The exercise:
Reproduce the listing that follows with no differences at all.

Task inputs:
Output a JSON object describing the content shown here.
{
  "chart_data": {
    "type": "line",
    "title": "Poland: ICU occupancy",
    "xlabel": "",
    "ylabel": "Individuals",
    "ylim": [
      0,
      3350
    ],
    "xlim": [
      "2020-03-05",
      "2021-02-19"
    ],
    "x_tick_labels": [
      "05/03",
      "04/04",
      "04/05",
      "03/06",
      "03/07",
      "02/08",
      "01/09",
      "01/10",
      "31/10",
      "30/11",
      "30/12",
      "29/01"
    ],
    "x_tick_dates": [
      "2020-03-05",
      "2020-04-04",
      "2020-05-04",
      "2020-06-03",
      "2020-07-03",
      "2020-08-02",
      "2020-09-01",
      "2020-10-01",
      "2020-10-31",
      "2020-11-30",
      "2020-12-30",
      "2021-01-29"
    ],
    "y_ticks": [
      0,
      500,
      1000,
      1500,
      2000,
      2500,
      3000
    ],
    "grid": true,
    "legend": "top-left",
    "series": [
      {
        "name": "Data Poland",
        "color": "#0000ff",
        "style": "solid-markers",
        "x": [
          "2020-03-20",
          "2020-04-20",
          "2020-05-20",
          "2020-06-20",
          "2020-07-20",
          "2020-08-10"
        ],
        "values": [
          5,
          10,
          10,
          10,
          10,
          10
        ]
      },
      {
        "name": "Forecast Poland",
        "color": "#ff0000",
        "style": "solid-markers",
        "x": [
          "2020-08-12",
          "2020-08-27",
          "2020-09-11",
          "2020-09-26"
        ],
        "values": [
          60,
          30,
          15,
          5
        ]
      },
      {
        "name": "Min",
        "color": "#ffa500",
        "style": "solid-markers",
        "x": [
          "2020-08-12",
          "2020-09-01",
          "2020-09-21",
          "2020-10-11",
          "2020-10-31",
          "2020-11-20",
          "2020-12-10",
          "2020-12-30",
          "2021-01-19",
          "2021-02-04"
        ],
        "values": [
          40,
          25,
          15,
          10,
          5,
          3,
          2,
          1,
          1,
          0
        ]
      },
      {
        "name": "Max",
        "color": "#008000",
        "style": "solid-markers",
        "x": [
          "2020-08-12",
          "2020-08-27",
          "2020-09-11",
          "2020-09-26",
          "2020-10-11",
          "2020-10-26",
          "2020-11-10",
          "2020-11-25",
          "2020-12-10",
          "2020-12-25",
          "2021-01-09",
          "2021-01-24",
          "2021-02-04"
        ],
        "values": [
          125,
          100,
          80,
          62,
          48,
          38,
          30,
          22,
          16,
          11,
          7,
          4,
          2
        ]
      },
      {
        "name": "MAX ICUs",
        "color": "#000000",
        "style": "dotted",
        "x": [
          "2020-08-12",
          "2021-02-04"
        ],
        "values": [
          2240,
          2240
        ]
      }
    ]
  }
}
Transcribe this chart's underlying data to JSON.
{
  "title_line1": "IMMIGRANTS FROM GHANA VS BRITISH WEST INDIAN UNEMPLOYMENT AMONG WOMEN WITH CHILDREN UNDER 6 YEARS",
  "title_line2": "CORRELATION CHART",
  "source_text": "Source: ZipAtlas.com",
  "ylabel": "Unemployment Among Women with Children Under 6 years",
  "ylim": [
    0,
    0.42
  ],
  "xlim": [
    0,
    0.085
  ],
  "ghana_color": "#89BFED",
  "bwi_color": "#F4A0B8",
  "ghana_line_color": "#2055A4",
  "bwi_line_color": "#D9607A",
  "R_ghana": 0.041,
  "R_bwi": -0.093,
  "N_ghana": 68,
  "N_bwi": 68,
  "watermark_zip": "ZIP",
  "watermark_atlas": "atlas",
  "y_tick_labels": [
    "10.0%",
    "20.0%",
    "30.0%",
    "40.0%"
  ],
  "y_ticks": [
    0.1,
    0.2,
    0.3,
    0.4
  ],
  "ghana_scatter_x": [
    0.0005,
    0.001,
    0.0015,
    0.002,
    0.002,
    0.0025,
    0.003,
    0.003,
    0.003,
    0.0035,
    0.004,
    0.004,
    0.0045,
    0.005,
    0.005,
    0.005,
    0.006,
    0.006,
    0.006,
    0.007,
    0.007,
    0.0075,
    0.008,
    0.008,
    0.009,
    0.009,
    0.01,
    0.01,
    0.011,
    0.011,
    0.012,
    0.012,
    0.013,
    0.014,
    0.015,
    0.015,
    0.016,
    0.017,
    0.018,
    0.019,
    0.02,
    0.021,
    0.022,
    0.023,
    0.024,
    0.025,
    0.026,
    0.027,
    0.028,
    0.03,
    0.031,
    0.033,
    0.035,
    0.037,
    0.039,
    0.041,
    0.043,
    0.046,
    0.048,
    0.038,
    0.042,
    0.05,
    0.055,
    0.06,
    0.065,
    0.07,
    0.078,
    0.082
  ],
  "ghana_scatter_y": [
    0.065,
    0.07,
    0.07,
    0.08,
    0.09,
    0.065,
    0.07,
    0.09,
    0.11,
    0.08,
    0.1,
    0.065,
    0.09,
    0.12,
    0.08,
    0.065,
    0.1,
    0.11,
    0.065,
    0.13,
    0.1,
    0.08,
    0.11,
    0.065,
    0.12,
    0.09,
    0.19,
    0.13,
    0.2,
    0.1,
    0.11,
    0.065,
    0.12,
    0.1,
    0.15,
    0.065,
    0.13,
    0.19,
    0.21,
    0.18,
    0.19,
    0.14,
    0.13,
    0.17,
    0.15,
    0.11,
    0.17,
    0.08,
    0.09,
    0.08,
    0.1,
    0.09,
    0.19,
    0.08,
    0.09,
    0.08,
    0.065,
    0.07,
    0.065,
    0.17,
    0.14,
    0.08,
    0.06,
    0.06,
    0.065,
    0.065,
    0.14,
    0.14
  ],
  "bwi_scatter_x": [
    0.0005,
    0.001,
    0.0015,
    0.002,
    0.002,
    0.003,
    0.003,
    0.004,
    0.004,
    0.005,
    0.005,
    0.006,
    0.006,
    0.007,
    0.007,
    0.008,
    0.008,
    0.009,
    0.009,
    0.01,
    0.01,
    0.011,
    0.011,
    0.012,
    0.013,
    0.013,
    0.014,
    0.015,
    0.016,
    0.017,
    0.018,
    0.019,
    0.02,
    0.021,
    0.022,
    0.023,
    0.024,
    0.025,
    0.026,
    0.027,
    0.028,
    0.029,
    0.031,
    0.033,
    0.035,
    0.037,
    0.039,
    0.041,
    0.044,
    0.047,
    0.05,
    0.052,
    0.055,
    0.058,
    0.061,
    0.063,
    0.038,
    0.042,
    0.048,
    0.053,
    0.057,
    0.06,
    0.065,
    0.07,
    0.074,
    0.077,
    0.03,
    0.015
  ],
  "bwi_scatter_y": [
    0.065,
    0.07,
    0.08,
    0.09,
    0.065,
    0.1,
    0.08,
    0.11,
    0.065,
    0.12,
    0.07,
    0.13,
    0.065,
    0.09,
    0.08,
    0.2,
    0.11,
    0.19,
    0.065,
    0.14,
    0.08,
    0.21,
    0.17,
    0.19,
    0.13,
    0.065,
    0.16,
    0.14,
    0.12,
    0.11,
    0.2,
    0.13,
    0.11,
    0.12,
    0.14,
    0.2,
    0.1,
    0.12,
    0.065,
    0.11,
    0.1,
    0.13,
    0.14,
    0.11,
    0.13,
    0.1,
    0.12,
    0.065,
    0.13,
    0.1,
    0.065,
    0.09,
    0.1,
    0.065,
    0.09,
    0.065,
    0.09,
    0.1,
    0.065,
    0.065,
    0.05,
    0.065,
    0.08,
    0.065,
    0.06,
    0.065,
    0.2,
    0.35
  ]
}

Response to this exercise:
Output a JSON object describing the content shown here.
{
  "chart_data": {
    "type": "line",
    "title": "Poland: ICU occupancy",
    "xlabel": "",
    "ylabel": "Individuals",
    "ylim": [
      0,
      3350
    ],
    "xlim": [
      "2020-03-05",
      "2021-02-19"
    ],
    "x_tick_labels": [
      "05/03",
      "04/04",
      "04/05",
      "03/06",
      "03/07",
      "02/08",
      "01/09",
      "01/10",
      "31/10",
      "30/11",
      "30/12",
      "29/01"
    ],
    "x_tick_dates": [
      "2020-03-05",
      "2020-04-04",
      "2020-05-04",
      "2020-06-03",
      "2020-07-03",
      "2020-08-02",
      "2020-09-01",
      "2020-10-01",
      "2020-10-31",
      "2020-11-30",
      "2020-12-30",
      "2021-01-29"
    ],
    "y_ticks": [
      0,
      500,
      1000,
      1500,
      2000,
      2500,
      3000
    ],
    "grid": true,
    "legend": "top-left",
    "series": [
      {
        "name": "Data Poland",
        "color": "#0000ff",
        "style": "solid-markers",
        "x": [
          "2020-03-20",
          "2020-04-20",
          "2020-05-20",
          "2020-06-20",
          "2020-07-20",
          "2020-08-10"
        ],
        "values": [
          5,
          10,
          10,
          10,
          10,
          10
        ]
      },
      {
        "name": "Forecast Poland",
        "color": "#ff0000",
        "style": "solid-markers",
        "x": [
          "2020-08-12",
          "2020-08-27",
          "2020-09-11",
          "2020-09-26"
        ],
        "values": [
          60,
          30,
          15,
          5
        ]
      },
      {
        "name": "Min",
        "color": "#ffa500",
        "style": "solid-markers",
        "x": [
          "2020-08-12",
          "2020-09-01",
          "2020-09-21",
          "2020-10-11",
          "2020-10-31",
          "2020-11-20",
          "2020-12-10",
          "2020-12-30",
          "2021-01-19",
          "2021-02-04"
        ],
        "values": [
          40,
          25,
          15,
          10,
          5,
          3,
          2,
          1,
          1,
          0
        ]
      },
      {
        "name": "Max",
        "color": "#008000",
        "style": "solid-markers",
        "x": [
          "2020-08-12",
          "2020-08-27",
          "2020-09-11",
          "2020-09-26",
          "2020-10-11",
          "2020-10-26",
          "2020-11-10",
          "2020-11-25",
          "2020-12-10",
          "2020-12-25",
          "2021-01-09",
          "2021-01-24",
          "2021-02-04"
        ],
        "values": [
          125,
          100,
          80,
          62,
          48,
          38,
          30,
          22,
          16,
          11,
          7,
          4,
          2
        ]
      },
      {
        "name": "MAX ICUs",
        "color": "#000000",
        "style": "dotted",
        "x": [
          "2020-08-12",
          "2021-02-04"
        ],
        "values": [
          2240,
          2240
        ]
      }
    ]
  }
}
Transcribe this chart's underlying data to JSON.
{
  "title_line1": "IMMIGRANTS FROM GHANA VS BRITISH WEST INDIAN UNEMPLOYMENT AMONG WOMEN WITH CHILDREN UNDER 6 YEARS",
  "title_line2": "CORRELATION CHART",
  "source_text": "Source: ZipAtlas.com",
  "ylabel": "Unemployment Among Women with Children Under 6 years",
  "ylim": [
    0,
    0.42
  ],
  "xlim": [
    0,
    0.085
  ],
  "ghana_color": "#89BFED",
  "bwi_color": "#F4A0B8",
  "ghana_line_color": "#2055A4",
  "bwi_line_color": "#D9607A",
  "R_ghana": 0.041,
  "R_bwi": -0.093,
  "N_ghana": 68,
  "N_bwi": 68,
  "watermark_zip": "ZIP",
  "watermark_atlas": "atlas",
  "y_tick_labels": [
    "10.0%",
    "20.0%",
    "30.0%",
    "40.0%"
  ],
  "y_ticks": [
    0.1,
    0.2,
    0.3,
    0.4
  ],
  "ghana_scatter_x": [
    0.0005,
    0.001,
    0.0015,
    0.002,
    0.002,
    0.0025,
    0.003,
    0.003,
    0.003,
    0.0035,
    0.004,
    0.004,
    0.0045,
    0.005,
    0.005,
    0.005,
    0.006,
    0.006,
    0.006,
    0.007,
    0.007,
    0.0075,
    0.008,
    0.008,
    0.009,
    0.009,
    0.01,
    0.01,
    0.011,
    0.011,
    0.012,
    0.012,
    0.013,
    0.014,
    0.015,
    0.015,
    0.016,
    0.017,
    0.018,
    0.019,
    0.02,
    0.021,
    0.022,
    0.023,
    0.024,
    0.025,
    0.026,
    0.027,
    0.028,
    0.03,
    0.031,
    0.033,
    0.035,
    0.037,
    0.039,
    0.041,
    0.043,
    0.046,
    0.048,
    0.038,
    0.042,
    0.05,
    0.055,
    0.06,
    0.065,
    0.07,
    0.078,
    0.082
  ],
  "ghana_scatter_y": [
    0.065,
    0.07,
    0.07,
    0.08,
    0.09,
    0.065,
    0.07,
    0.09,
    0.11,
    0.08,
    0.1,
    0.065,
    0.09,
    0.12,
    0.08,
    0.065,
    0.1,
    0.11,
    0.065,
    0.13,
    0.1,
    0.08,
    0.11,
    0.065,
    0.12,
    0.09,
    0.19,
    0.13,
    0.2,
    0.1,
    0.11,
    0.065,
    0.12,
    0.1,
    0.15,
    0.065,
    0.13,
    0.19,
    0.21,
    0.18,
    0.19,
    0.14,
    0.13,
    0.17,
    0.15,
    0.11,
    0.17,
    0.08,
    0.09,
    0.08,
    0.1,
    0.09,
    0.19,
    0.08,
    0.09,
    0.08,
    0.065,
    0.07,
    0.065,
    0.17,
    0.14,
    0.08,
    0.06,
    0.06,
    0.065,
    0.065,
    0.14,
    0.14
  ],
  "bwi_scatter_x": [
    0.0005,
    0.001,
    0.0015,
    0.002,
    0.002,
    0.003,
    0.003,
    0.004,
    0.004,
    0.005,
    0.005,
    0.006,
    0.006,
    0.007,
    0.007,
    0.008,
    0.008,
    0.009,
    0.009,
    0.01,
    0.01,
    0.011,
    0.011,
    0.012,
    0.013,
    0.013,
    0.014,
    0.015,
    0.016,
    0.017,
    0.018,
    0.019,
    0.02,
    0.021,
    0.022,
    0.023,
    0.024,
    0.025,
    0.026,
    0.027,
    0.028,
    0.029,
    0.031,
    0.033,
    0.035,
    0.037,
    0.039,
    0.041,
    0.044,
    0.047,
    0.05,
    0.052,
    0.055,
    0.058,
    0.061,
    0.063,
    0.038,
    0.042,
    0.048,
    0.053,
    0.057,
    0.06,
    0.065,
    0.07,
    0.074,
    0.077,
    0.03,
    0.015
  ],
  "bwi_scatter_y": [
    0.065,
    0.07,
    0.08,
    0.09,
    0.065,
    0.1,
    0.08,
    0.11,
    0.065,
    0.12,
    0.07,
    0.13,
    0.065,
    0.09,
    0.08,
    0.2,
    0.11,
    0.19,
    0.065,
    0.14,
    0.08,
    0.21,
    0.17,
    0.19,
    0.13,
    0.065,
    0.16,
    0.14,
    0.12,
    0.11,
    0.2,
    0.13,
    0.11,
    0.12,
    0.14,
    0.2,
    0.1,
    0.12,
    0.065,
    0.11,
    0.1,
    0.13,
    0.14,
    0.11,
    0.13,
    0.1,
    0.12,
    0.065,
    0.13,
    0.1,
    0.065,
    0.09,
    0.1,
    0.065,
    0.09,
    0.065,
    0.09,
    0.1,
    0.065,
    0.065,
    0.05,
    0.065,
    0.08,
    0.065,
    0.06,
    0.065,
    0.2,
    0.35
  ]
}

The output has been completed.